* _Information supplied_:
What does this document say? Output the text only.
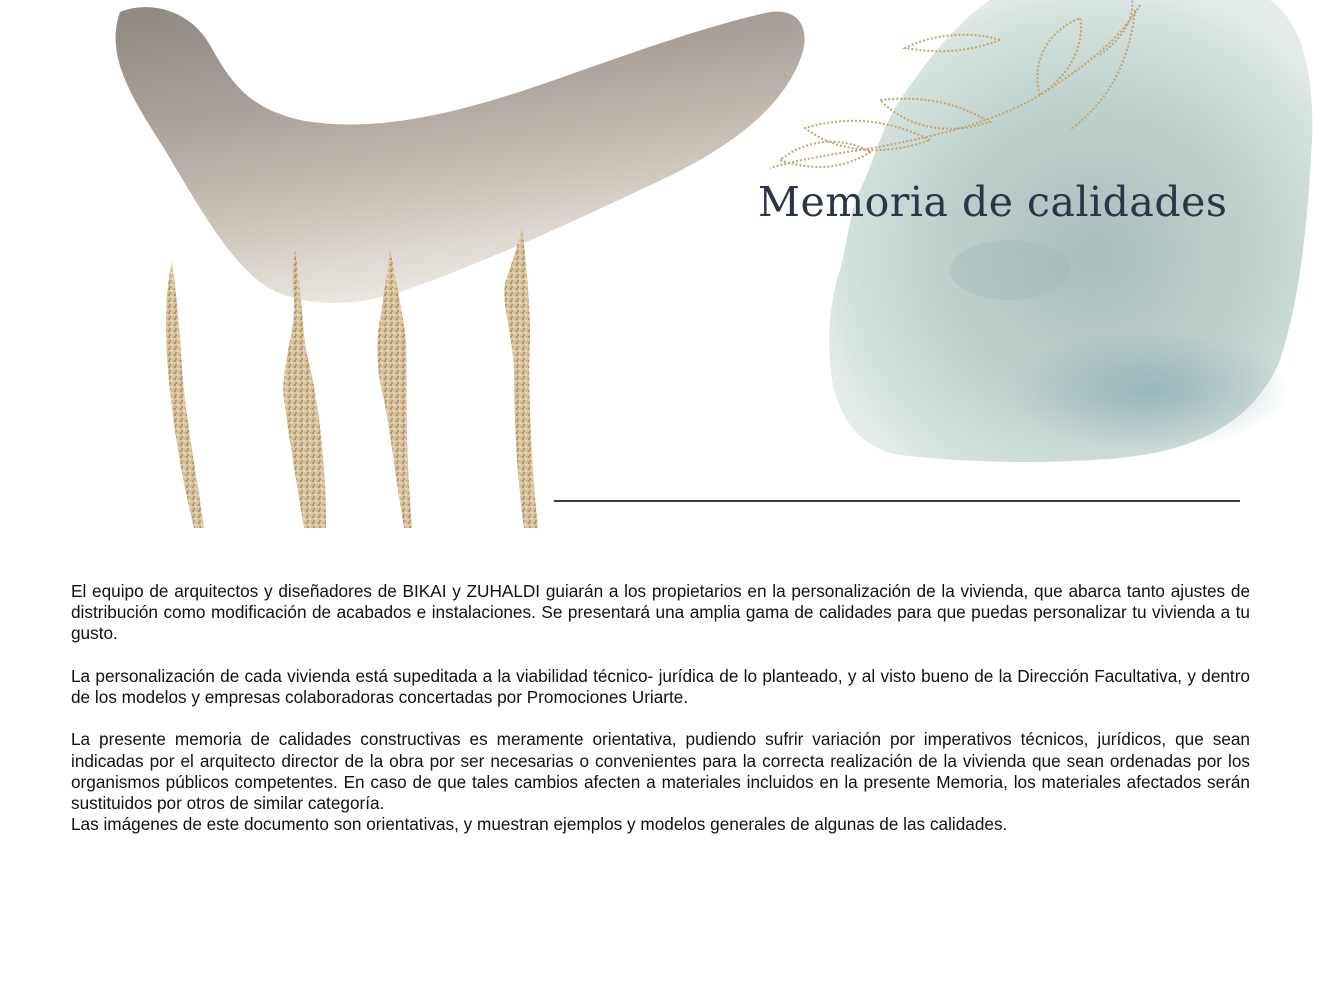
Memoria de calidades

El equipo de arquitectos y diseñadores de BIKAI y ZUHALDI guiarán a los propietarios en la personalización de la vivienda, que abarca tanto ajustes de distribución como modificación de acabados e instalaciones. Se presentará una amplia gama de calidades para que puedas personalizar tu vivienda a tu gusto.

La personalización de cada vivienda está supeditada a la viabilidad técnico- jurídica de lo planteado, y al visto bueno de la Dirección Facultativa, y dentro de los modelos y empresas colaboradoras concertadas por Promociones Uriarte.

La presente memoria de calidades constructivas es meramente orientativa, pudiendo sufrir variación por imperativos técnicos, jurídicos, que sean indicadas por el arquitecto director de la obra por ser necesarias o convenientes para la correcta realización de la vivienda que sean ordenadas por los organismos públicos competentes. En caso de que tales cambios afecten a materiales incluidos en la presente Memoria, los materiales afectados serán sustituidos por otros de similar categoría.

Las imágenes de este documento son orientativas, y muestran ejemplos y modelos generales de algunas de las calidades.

* _What needs to be done_: Copy all lines from the listing that contain "modelos".

* _Reply_:
La personalización de cada vivienda está supeditada a la viabilidad técnico- jurídica de lo planteado, y al visto bueno de la Dirección Facultativa, y dentro de los modelos y empresas colaboradoras concertadas por Promociones Uriarte.
Las imágenes de este documento son orientativas, y muestran ejemplos y modelos generales de algunas de las calidades.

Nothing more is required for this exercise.